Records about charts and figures
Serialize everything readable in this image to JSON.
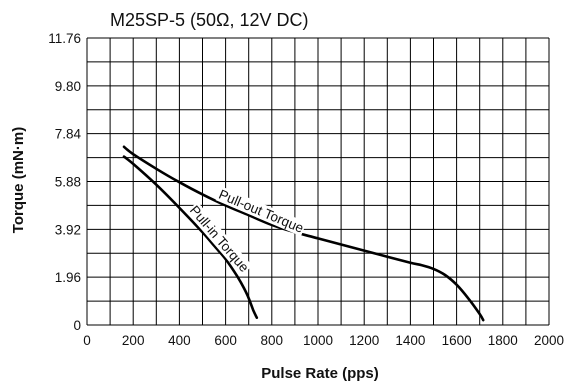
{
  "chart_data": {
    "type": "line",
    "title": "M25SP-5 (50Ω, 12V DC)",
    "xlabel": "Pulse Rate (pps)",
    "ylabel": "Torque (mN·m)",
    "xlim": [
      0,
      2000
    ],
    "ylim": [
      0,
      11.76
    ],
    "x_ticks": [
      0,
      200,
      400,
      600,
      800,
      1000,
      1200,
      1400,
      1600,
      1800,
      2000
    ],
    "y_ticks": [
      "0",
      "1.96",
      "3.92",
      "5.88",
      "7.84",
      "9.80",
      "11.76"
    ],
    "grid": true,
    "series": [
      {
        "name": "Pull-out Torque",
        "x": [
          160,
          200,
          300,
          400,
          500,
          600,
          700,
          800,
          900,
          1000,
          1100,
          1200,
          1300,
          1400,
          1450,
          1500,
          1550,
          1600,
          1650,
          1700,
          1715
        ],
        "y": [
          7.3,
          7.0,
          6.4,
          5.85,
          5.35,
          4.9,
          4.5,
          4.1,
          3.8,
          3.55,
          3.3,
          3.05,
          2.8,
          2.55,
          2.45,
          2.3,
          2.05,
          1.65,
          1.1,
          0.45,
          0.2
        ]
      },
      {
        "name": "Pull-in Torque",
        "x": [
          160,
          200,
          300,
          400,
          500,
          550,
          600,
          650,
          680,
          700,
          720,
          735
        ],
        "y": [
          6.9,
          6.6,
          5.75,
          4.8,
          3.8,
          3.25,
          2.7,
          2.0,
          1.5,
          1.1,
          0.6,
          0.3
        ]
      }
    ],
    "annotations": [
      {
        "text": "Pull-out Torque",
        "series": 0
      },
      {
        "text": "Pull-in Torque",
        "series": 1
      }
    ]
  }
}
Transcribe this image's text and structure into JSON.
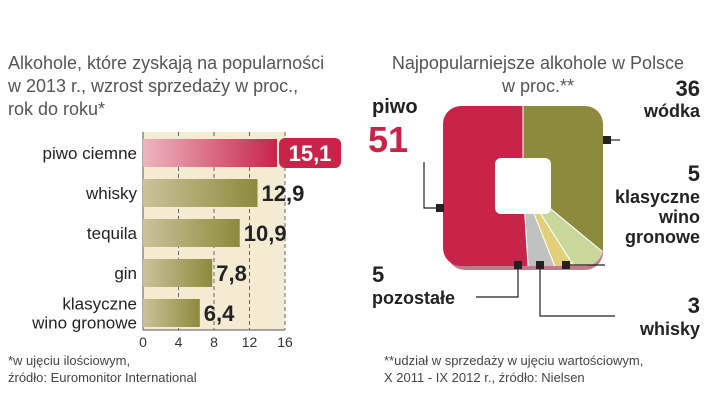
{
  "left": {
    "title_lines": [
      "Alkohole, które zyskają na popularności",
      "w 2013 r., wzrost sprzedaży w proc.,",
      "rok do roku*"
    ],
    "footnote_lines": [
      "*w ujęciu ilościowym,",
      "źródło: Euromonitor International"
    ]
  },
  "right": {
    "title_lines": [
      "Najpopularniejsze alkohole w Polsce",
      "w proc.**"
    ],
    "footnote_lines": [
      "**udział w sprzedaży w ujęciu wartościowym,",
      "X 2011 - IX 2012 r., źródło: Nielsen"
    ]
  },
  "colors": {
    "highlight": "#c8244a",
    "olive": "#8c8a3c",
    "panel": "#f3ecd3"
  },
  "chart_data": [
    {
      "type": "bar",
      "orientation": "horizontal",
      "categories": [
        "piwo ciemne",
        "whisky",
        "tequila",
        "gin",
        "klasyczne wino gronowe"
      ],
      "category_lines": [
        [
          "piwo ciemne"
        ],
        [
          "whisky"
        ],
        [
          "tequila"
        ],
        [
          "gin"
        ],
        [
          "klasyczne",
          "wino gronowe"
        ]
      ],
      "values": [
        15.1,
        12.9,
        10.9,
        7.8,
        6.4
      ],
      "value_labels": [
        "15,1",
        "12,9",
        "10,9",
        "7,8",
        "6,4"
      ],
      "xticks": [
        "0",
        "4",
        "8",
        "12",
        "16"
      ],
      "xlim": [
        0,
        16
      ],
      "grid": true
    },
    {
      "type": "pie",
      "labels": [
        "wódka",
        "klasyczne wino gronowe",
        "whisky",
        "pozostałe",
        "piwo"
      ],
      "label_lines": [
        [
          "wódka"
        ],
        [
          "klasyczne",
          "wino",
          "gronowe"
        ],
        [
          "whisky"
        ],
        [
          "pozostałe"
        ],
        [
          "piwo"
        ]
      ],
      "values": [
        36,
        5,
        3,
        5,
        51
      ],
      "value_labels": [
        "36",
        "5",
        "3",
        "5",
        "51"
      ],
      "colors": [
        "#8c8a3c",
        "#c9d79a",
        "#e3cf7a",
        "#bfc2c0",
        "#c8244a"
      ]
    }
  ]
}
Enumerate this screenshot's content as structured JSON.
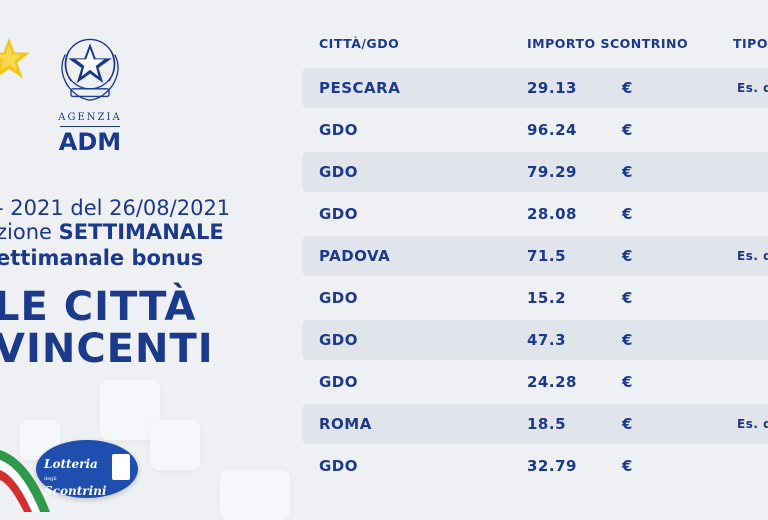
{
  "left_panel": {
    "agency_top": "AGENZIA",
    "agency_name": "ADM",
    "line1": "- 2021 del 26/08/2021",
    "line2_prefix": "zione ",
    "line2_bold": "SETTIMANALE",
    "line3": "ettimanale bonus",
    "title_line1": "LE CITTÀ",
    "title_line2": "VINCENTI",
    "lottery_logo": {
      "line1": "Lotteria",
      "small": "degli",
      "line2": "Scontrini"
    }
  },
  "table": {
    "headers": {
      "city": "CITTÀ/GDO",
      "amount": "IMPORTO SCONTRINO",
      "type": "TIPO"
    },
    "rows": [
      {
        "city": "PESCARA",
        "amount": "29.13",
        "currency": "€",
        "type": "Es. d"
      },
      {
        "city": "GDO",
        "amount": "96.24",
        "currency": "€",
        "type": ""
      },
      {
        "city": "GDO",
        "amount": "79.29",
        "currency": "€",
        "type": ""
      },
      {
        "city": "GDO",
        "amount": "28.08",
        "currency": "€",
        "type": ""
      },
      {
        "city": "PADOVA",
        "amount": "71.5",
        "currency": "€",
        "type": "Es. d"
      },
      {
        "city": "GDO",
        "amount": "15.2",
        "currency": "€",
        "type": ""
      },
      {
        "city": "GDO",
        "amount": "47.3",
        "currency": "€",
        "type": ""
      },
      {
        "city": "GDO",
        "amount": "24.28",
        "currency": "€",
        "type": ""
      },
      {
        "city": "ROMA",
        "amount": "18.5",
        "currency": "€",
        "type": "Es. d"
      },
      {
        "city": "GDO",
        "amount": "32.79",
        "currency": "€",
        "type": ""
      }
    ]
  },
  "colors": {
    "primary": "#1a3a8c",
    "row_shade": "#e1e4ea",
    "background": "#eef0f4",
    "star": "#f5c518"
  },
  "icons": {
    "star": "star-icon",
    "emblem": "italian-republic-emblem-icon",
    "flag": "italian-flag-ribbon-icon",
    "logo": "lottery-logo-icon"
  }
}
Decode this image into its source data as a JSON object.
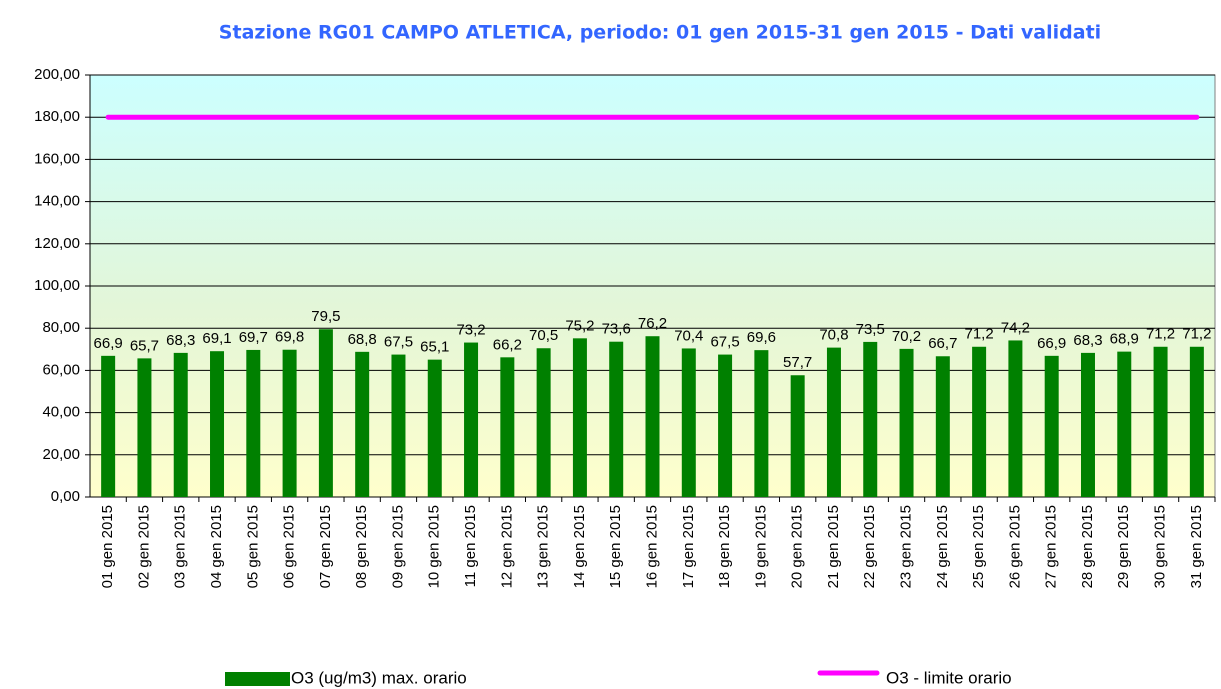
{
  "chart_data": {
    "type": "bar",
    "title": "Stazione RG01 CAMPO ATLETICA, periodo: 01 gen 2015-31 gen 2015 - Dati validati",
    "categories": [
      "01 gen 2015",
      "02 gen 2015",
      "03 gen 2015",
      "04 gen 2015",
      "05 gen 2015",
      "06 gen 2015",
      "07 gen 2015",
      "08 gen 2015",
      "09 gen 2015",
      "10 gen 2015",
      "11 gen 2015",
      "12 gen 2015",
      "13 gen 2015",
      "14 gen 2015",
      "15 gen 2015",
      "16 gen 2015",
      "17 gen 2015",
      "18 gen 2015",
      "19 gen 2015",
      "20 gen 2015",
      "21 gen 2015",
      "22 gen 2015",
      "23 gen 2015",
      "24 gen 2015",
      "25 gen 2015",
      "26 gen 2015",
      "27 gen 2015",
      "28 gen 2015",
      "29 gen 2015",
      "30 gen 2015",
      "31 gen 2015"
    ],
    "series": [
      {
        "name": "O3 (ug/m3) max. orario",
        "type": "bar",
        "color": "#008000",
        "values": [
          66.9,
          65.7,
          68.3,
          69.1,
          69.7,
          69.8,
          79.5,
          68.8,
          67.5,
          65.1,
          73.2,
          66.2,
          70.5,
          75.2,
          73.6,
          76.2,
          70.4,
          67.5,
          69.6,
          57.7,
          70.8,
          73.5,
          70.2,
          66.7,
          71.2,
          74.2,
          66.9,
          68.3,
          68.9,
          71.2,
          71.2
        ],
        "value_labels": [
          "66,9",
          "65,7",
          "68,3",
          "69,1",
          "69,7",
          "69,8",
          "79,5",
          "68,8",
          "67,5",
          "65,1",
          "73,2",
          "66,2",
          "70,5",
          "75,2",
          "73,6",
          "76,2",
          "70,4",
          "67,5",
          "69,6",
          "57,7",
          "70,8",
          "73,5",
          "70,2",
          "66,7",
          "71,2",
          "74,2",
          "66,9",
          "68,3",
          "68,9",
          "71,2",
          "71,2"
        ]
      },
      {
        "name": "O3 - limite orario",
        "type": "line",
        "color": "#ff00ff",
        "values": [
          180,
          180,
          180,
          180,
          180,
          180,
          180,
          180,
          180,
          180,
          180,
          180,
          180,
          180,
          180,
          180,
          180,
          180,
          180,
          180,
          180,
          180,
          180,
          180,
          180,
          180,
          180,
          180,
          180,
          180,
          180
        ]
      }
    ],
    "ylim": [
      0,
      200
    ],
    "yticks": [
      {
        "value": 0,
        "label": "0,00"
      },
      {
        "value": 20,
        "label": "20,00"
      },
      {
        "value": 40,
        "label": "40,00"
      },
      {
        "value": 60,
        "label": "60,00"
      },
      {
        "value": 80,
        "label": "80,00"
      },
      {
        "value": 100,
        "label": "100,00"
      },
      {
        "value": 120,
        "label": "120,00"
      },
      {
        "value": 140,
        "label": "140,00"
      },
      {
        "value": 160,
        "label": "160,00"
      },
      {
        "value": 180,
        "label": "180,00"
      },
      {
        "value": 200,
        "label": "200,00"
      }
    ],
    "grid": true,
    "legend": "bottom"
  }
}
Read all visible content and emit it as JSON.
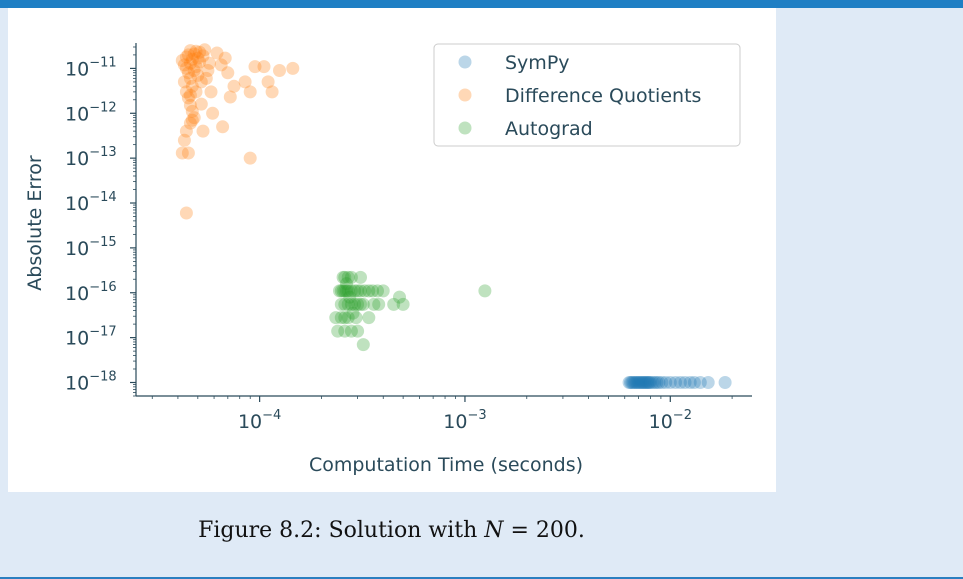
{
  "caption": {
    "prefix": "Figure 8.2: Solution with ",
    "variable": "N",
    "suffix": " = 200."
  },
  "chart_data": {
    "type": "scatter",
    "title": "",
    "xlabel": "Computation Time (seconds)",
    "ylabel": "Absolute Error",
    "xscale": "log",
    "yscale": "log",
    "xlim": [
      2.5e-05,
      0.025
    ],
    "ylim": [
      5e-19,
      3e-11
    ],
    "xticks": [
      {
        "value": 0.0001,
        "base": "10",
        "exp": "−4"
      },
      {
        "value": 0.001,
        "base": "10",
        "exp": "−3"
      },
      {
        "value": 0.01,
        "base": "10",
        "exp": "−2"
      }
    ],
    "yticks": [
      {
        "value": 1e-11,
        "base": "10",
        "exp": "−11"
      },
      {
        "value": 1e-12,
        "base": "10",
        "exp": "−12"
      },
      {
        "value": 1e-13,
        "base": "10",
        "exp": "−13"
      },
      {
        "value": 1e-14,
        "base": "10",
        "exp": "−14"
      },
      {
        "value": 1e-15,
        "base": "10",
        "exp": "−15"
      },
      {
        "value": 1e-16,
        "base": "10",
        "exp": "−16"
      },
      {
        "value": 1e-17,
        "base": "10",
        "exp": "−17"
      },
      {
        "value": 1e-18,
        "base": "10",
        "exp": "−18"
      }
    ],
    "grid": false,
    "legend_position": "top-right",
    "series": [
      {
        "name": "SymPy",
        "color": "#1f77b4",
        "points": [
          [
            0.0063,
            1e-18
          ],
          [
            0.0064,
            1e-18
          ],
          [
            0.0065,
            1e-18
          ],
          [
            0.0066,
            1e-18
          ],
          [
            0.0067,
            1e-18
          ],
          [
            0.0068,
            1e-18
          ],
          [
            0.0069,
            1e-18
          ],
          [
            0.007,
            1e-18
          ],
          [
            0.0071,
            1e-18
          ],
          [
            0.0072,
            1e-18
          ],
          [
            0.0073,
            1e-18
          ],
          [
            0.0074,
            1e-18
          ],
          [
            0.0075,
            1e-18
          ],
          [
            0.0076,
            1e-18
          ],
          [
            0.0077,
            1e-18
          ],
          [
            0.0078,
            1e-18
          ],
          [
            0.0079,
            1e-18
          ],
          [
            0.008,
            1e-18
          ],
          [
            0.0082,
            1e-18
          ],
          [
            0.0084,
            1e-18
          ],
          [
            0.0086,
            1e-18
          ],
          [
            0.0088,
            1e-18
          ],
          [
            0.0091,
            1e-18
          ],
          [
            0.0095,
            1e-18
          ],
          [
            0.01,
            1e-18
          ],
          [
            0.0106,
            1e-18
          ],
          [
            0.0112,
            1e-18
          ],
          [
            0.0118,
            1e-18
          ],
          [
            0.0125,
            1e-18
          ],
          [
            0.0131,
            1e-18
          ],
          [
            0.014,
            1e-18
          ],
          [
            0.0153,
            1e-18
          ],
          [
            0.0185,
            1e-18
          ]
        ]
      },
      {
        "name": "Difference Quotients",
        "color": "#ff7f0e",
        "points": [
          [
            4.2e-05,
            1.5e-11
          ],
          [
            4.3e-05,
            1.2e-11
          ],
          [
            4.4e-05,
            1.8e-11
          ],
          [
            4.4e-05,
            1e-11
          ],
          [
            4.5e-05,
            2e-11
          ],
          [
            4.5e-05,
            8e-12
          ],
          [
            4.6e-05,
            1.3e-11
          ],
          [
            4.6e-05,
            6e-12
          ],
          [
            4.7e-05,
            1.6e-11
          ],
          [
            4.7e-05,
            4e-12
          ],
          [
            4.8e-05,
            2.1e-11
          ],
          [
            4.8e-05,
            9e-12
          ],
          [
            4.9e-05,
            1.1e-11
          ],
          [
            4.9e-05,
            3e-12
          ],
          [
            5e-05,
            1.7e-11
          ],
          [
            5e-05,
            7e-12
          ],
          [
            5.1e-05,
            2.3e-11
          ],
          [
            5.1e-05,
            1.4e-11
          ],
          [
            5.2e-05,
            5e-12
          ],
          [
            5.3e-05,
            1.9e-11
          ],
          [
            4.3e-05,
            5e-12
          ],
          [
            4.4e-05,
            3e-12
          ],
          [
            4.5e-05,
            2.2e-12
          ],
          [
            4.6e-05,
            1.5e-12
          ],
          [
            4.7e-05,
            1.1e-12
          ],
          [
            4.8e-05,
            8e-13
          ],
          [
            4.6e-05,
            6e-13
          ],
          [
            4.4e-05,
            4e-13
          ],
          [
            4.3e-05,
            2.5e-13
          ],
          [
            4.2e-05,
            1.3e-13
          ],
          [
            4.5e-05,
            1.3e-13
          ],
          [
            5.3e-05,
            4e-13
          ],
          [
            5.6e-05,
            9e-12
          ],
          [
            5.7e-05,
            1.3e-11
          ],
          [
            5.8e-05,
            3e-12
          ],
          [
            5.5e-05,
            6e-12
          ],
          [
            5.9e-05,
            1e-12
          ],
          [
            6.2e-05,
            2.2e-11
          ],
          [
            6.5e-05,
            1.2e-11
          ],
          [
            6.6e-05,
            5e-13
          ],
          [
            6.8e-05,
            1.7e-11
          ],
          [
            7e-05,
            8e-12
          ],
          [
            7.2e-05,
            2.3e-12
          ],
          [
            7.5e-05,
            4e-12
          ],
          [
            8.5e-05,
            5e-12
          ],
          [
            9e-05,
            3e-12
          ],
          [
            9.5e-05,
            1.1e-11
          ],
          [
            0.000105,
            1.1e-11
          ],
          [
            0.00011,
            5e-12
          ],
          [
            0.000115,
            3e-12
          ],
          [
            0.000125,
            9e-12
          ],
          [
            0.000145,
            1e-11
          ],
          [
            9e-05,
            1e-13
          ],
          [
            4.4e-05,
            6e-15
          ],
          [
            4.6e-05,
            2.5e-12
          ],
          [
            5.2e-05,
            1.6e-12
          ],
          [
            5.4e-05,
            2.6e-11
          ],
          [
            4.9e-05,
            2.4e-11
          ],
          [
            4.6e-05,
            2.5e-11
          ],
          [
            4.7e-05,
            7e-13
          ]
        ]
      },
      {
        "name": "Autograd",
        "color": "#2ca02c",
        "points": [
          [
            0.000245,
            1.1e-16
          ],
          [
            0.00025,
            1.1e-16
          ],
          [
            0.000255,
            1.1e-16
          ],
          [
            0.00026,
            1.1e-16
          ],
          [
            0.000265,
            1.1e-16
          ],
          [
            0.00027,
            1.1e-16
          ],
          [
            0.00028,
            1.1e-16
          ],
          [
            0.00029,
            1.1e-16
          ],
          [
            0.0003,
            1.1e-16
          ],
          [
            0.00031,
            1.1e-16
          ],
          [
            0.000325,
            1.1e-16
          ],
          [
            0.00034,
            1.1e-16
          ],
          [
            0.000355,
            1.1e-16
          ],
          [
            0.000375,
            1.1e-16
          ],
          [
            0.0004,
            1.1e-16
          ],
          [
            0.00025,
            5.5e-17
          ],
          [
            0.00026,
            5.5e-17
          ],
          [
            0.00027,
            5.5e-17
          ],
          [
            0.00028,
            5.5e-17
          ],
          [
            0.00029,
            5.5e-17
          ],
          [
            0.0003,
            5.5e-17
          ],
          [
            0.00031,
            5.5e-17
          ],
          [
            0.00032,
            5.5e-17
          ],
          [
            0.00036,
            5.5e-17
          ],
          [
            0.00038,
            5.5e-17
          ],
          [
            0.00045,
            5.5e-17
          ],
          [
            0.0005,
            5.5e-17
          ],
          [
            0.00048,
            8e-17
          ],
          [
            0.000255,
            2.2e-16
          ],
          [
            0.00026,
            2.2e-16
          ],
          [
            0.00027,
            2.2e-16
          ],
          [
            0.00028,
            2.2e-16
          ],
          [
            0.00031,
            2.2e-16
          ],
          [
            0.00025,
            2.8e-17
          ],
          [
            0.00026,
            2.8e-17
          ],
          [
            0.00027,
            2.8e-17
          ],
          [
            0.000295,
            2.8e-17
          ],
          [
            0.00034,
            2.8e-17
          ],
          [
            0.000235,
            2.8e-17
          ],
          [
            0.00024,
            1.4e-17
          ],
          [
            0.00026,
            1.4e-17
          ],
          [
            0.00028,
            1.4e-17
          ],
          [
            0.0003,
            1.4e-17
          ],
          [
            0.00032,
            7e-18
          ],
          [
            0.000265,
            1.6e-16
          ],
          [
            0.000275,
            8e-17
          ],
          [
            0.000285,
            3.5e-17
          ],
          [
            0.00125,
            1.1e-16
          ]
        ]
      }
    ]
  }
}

**WHAT THE TASK ASKS:**
Pick out, from the lines above, every one that contains the string "content".

**OUTPUT FOR THIS EXERCISE:**
Enumerate this screenshot's content as structured JSON.
Read all visible content and emit it as JSON.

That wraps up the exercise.